What to work on:
Write the next part of the passage about Athol Fugard, picking up after its final sentence.

Quoted passage:
>> BEGIN

Athol Fugard was a famous South African playwright, novelist, actor, and director. He was born Harold Athol Lanigan Fugard on June 11, 1932, and passed away on March 8, 2025. Many people consider him South Africa's greatest playwright. Time magazine even called him "the greatest active playwright in the English-speaking world" in 1985.

Fugard wrote over thirty plays. He is best known for his powerful plays that spoke out against apartheid. Apartheid was a system in South Africa that separated people based on their race and treated non-white people unfairly. Some of his plays were even made into movies.

His novel Tsotsi was also turned into a film. This movie won an Academy Award in 2005, which is a very important film award. Several of his plays were nominated for the Tony Award for Best Play, a top award for theatre.

Athol Fugard also taught playwriting, acting, and directing at the University of California, San Diego. He received many awards and honors for his work. In 2005, the South African government gave him the Order of Ikhamanga in Silver for his amazing contributions to theatre. In 2011, he received a special Tony Award for his lifetime achievements in theatre. The Fugard Theatre in District Six, Cape Town, was named in his honor in 2010.

>> END

Given information:
>> BEGIN

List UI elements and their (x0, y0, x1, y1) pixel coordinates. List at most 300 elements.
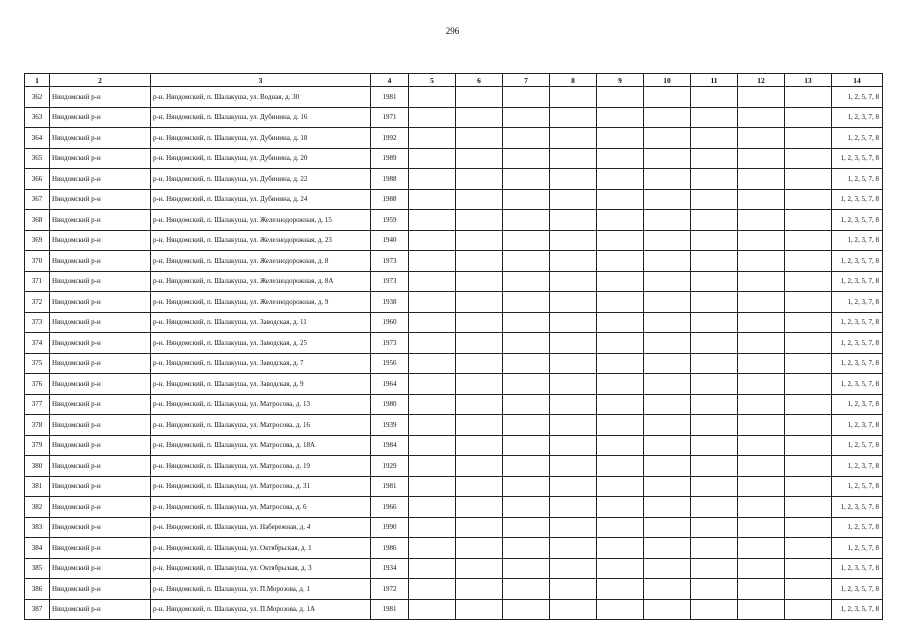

>> END

Output:
Early Life and Beginnings

Athol Fugard was born in Middelburg, South Africa, on June 11, 1932. His mother, Marrie, was an Afrikaner who ran a general store and then a lodging house. His father, Harold Fugard, was a former jazz pianist who became disabled.

In 1935, his family moved to Port Elizabeth. He started primary school there in 1938. He later attended Port Elizabeth Technical College for high school. After that, he studied philosophy and social anthropology at the University of Cape Town on a scholarship. However, he left the university in 1953 before finishing his degree.

After leaving university, Fugard traveled to North Africa. He worked on a steamship called the SS Graigaur, traveling to Japan. During this time, he started writing a novel, but he didn't like it and threw it into the sea. He later wrote about his two years as a merchant seaman in his 1999 play, The Captain's Tiger: a memoir for the stage.

In 1956, he married Sheila Meiring, who was studying drama. In 1958, they moved to Johannesburg. There, Fugard worked as a clerk in a court that dealt with cases involving Black South Africans. This job made him very aware of the unfairness of apartheid. He became friends with people who were fighting against apartheid. These experiences greatly influenced his early plays.

Theatre Career

Starting a Multiracial Theatre

In 1958, Athol Fugard helped create a theatre group that included actors of different races. This was very unusual during apartheid. He wrote, directed, and acted in plays for this group. Some of his early plays were No-Good Friday (1958) and Nongogo (1959). He performed in these plays with his colleague, Zakes Mokae, a Black South African actor.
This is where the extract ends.